■ **WHAT IS ASKED**
Copy every entry precisely.

* begin RECORDS FOR PROCESSING *

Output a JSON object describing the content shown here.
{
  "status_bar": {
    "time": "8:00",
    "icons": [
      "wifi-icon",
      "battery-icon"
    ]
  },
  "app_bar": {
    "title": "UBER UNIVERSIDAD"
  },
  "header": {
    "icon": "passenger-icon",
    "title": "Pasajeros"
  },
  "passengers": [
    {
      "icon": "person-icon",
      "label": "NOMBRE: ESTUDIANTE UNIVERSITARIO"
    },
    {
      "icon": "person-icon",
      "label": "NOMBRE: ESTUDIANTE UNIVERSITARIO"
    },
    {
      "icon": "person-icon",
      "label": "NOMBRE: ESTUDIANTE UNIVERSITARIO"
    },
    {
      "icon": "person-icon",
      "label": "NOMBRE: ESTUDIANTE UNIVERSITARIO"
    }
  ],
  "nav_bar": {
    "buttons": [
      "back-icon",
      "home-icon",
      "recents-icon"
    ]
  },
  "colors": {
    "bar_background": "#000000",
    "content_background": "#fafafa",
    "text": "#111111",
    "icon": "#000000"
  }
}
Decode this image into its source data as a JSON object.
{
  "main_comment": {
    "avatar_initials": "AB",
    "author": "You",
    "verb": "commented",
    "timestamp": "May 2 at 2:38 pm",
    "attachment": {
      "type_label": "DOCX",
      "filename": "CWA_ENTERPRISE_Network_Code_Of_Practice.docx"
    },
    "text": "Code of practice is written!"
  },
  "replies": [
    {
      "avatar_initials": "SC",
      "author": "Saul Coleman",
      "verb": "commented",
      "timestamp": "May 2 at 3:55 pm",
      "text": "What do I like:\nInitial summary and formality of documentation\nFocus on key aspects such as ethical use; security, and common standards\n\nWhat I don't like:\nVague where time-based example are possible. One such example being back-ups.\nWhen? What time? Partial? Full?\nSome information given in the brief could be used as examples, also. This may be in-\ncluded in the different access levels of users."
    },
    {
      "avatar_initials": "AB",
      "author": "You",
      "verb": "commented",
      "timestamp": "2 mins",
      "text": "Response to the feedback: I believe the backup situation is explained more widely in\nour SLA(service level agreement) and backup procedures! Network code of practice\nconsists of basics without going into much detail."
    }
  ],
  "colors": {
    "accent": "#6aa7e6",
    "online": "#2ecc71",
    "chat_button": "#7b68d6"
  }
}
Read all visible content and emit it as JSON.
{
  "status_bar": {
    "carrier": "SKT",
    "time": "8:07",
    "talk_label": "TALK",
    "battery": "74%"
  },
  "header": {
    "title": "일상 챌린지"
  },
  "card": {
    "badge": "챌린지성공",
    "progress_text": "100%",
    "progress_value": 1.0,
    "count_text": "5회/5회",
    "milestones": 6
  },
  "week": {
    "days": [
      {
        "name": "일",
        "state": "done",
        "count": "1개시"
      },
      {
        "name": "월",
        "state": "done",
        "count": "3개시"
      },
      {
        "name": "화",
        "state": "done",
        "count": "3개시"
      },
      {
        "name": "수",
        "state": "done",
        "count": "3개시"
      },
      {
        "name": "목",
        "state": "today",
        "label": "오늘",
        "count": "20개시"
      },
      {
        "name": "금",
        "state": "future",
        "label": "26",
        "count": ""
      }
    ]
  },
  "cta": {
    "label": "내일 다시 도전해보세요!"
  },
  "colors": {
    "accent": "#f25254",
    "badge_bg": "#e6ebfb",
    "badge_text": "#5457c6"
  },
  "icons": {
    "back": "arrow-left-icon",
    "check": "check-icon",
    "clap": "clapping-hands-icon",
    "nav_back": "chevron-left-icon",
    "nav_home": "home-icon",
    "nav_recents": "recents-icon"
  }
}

* end RECORDS FOR PROCESSING *

■ **FULL OUTPUT**
Output a JSON object describing the content shown here.
{
  "status_bar": {
    "time": "8:00",
    "icons": [
      "wifi-icon",
      "battery-icon"
    ]
  },
  "app_bar": {
    "title": "UBER UNIVERSIDAD"
  },
  "header": {
    "icon": "passenger-icon",
    "title": "Pasajeros"
  },
  "passengers": [
    {
      "icon": "person-icon",
      "label": "NOMBRE: ESTUDIANTE UNIVERSITARIO"
    },
    {
      "icon": "person-icon",
      "label": "NOMBRE: ESTUDIANTE UNIVERSITARIO"
    },
    {
      "icon": "person-icon",
      "label": "NOMBRE: ESTUDIANTE UNIVERSITARIO"
    },
    {
      "icon": "person-icon",
      "label": "NOMBRE: ESTUDIANTE UNIVERSITARIO"
    }
  ],
  "nav_bar": {
    "buttons": [
      "back-icon",
      "home-icon",
      "recents-icon"
    ]
  },
  "colors": {
    "bar_background": "#000000",
    "content_background": "#fafafa",
    "text": "#111111",
    "icon": "#000000"
  }
}
Decode this image into its source data as a JSON object.
{
  "main_comment": {
    "avatar_initials": "AB",
    "author": "You",
    "verb": "commented",
    "timestamp": "May 2 at 2:38 pm",
    "attachment": {
      "type_label": "DOCX",
      "filename": "CWA_ENTERPRISE_Network_Code_Of_Practice.docx"
    },
    "text": "Code of practice is written!"
  },
  "replies": [
    {
      "avatar_initials": "SC",
      "author": "Saul Coleman",
      "verb": "commented",
      "timestamp": "May 2 at 3:55 pm",
      "text": "What do I like:\nInitial summary and formality of documentation\nFocus on key aspects such as ethical use; security, and common standards\n\nWhat I don't like:\nVague where time-based example are possible. One such example being back-ups.\nWhen? What time? Partial? Full?\nSome information given in the brief could be used as examples, also. This may be in-\ncluded in the different access levels of users."
    },
    {
      "avatar_initials": "AB",
      "author": "You",
      "verb": "commented",
      "timestamp": "2 mins",
      "text": "Response to the feedback: I believe the backup situation is explained more widely in\nour SLA(service level agreement) and backup procedures! Network code of practice\nconsists of basics without going into much detail."
    }
  ],
  "colors": {
    "accent": "#6aa7e6",
    "online": "#2ecc71",
    "chat_button": "#7b68d6"
  }
}
Read all visible content and emit it as JSON.
{
  "status_bar": {
    "carrier": "SKT",
    "time": "8:07",
    "talk_label": "TALK",
    "battery": "74%"
  },
  "header": {
    "title": "일상 챌린지"
  },
  "card": {
    "badge": "챌린지성공",
    "progress_text": "100%",
    "progress_value": 1.0,
    "count_text": "5회/5회",
    "milestones": 6
  },
  "week": {
    "days": [
      {
        "name": "일",
        "state": "done",
        "count": "1개시"
      },
      {
        "name": "월",
        "state": "done",
        "count": "3개시"
      },
      {
        "name": "화",
        "state": "done",
        "count": "3개시"
      },
      {
        "name": "수",
        "state": "done",
        "count": "3개시"
      },
      {
        "name": "목",
        "state": "today",
        "label": "오늘",
        "count": "20개시"
      },
      {
        "name": "금",
        "state": "future",
        "label": "26",
        "count": ""
      }
    ]
  },
  "cta": {
    "label": "내일 다시 도전해보세요!"
  },
  "colors": {
    "accent": "#f25254",
    "badge_bg": "#e6ebfb",
    "badge_text": "#5457c6"
  },
  "icons": {
    "back": "arrow-left-icon",
    "check": "check-icon",
    "clap": "clapping-hands-icon",
    "nav_back": "chevron-left-icon",
    "nav_home": "home-icon",
    "nav_recents": "recents-icon"
  }
}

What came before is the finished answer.